┌──
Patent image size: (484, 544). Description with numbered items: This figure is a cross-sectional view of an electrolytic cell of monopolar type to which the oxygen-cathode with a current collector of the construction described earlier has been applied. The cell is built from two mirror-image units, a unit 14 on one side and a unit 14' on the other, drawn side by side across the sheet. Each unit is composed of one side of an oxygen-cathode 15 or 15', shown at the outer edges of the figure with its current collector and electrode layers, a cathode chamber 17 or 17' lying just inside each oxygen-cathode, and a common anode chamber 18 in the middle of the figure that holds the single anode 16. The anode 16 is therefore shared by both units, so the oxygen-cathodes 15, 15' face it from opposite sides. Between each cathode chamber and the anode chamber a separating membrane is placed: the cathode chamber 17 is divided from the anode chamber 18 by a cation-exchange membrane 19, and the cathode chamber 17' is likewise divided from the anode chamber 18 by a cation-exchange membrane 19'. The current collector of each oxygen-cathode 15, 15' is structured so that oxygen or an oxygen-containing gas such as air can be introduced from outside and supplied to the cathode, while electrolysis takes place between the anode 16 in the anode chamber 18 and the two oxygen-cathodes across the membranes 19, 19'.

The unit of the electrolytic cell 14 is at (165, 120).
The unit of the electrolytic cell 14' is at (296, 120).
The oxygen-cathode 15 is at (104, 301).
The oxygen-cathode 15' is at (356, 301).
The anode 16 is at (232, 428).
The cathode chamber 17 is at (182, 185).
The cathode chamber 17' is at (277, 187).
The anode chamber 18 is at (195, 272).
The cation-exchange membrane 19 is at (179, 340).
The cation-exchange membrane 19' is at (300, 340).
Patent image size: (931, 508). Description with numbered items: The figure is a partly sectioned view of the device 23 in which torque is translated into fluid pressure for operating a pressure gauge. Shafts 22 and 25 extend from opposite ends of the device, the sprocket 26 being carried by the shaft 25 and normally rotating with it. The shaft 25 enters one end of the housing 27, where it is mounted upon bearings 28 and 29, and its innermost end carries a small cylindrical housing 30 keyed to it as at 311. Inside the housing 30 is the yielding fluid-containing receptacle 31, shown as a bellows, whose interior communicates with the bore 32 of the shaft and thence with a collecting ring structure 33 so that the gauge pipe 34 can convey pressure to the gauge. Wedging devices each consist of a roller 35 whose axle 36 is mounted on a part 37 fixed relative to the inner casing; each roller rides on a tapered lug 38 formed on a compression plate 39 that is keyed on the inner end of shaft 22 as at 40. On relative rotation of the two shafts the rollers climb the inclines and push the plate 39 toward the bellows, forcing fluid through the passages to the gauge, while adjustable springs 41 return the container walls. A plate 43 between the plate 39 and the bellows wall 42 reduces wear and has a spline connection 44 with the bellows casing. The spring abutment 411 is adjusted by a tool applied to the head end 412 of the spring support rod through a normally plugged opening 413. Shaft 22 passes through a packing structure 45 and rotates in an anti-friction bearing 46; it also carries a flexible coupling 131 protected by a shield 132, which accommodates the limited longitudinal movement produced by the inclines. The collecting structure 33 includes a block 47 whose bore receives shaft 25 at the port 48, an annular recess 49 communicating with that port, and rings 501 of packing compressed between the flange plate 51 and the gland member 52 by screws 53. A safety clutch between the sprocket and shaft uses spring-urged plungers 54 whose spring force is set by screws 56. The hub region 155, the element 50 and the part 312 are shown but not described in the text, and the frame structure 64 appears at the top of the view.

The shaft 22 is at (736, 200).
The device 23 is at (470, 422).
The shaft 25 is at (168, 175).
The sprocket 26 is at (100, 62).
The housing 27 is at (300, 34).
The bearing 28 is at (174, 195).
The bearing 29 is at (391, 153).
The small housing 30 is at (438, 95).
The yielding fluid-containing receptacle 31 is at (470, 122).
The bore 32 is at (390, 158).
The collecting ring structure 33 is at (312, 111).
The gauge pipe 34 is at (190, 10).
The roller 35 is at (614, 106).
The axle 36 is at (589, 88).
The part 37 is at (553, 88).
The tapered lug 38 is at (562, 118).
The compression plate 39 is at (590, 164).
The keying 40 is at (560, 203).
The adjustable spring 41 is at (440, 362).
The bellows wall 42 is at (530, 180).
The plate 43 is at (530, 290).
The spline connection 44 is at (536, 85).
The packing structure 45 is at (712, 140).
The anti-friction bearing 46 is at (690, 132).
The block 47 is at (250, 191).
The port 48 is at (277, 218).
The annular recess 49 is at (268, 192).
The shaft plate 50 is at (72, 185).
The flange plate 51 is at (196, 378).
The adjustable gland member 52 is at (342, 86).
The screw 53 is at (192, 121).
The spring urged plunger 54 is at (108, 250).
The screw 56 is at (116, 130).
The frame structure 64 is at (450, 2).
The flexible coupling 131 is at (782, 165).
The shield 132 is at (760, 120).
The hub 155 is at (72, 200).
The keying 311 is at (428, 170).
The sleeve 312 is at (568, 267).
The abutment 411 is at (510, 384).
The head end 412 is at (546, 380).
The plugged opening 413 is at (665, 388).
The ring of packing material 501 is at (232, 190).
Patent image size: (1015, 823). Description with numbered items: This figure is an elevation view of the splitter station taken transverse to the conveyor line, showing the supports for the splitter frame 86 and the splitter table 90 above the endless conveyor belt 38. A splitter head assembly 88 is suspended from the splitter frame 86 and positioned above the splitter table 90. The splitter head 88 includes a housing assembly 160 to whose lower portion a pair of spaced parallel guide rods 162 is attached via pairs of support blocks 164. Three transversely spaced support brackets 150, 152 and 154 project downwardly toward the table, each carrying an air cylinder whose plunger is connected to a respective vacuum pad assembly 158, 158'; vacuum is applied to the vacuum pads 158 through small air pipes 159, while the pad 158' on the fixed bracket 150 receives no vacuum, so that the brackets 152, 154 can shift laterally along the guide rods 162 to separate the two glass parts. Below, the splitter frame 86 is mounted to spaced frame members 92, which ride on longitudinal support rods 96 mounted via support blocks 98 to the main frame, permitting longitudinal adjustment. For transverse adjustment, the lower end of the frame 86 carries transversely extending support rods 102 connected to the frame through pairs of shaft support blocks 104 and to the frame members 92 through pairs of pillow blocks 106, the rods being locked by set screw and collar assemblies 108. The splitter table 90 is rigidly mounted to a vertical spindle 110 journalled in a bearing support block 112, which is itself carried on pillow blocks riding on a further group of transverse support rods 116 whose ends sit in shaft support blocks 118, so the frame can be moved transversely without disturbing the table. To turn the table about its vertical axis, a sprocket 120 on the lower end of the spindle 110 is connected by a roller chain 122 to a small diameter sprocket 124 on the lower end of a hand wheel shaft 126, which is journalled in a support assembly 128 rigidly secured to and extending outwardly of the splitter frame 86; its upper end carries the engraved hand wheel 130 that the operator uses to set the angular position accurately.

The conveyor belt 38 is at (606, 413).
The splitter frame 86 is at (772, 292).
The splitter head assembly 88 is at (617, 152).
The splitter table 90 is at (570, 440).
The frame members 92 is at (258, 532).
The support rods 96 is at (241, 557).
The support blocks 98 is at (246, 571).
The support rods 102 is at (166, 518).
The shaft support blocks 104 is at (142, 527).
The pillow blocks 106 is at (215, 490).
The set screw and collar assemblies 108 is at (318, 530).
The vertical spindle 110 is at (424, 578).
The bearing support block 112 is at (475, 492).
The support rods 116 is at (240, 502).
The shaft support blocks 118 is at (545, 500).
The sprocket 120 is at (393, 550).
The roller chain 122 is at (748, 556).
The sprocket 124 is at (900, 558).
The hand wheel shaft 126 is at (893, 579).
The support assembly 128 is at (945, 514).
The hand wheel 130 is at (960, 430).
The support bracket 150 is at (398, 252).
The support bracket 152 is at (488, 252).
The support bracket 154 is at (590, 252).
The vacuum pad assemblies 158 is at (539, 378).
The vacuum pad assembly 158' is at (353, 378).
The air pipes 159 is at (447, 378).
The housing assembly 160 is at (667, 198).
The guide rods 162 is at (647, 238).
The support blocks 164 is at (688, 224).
└──
**Written problem:** Rewrite the entries starting with the line that contains "Patent image size: (1015, 823)." and going on through the line that contains "The splitter head assembly", putting "side view" in place of "elevation view" and leaving everything else unchanged.

**Output for this task:**
Patent image size: (1015, 823). Description with numbered items: This figure is an side view of the splitter station taken transverse to the conveyor line, showing the supports for the splitter frame 86 and the splitter table 90 above the endless conveyor belt 38. A splitter head assembly 88 is suspended from the splitter frame 86 and positioned above the splitter table 90. The splitter head 88 includes a housing assembly 160 to whose lower portion a pair of spaced parallel guide rods 162 is attached via pairs of support blocks 164. Three transversely spaced support brackets 150, 152 and 154 project downwardly toward the table, each carrying an air cylinder whose plunger is connected to a respective vacuum pad assembly 158, 158'; vacuum is applied to the vacuum pads 158 through small air pipes 159, while the pad 158' on the fixed bracket 150 receives no vacuum, so that the brackets 152, 154 can shift laterally along the guide rods 162 to separate the two glass parts. Below, the splitter frame 86 is mounted to spaced frame members 92, which ride on longitudinal support rods 96 mounted via support blocks 98 to the main frame, permitting longitudinal adjustment. For transverse adjustment, the lower end of the frame 86 carries transversely extending support rods 102 connected to the frame through pairs of shaft support blocks 104 and to the frame members 92 through pairs of pillow blocks 106, the rods being locked by set screw and collar assemblies 108. The splitter table 90 is rigidly mounted to a vertical spindle 110 journalled in a bearing support block 112, which is itself carried on pillow blocks riding on a further group of transverse support rods 116 whose ends sit in shaft support blocks 118, so the frame can be moved transversely without disturbing the table. To turn the table about its vertical axis, a sprocket 120 on the lower end of the spindle 110 is connected by a roller chain 122 to a small diameter sprocket 124 on the lower end of a hand wheel shaft 126, which is journalled in a support assembly 128 rigidly secured to and extending outwardly of the splitter frame 86; its upper end carries the engraved hand wheel 130 that the operator uses to set the angular position accurately.

The conveyor belt 38 is at (606, 413).
The splitter frame 86 is at (772, 292).
The splitter head assembly 88 is at (617, 152).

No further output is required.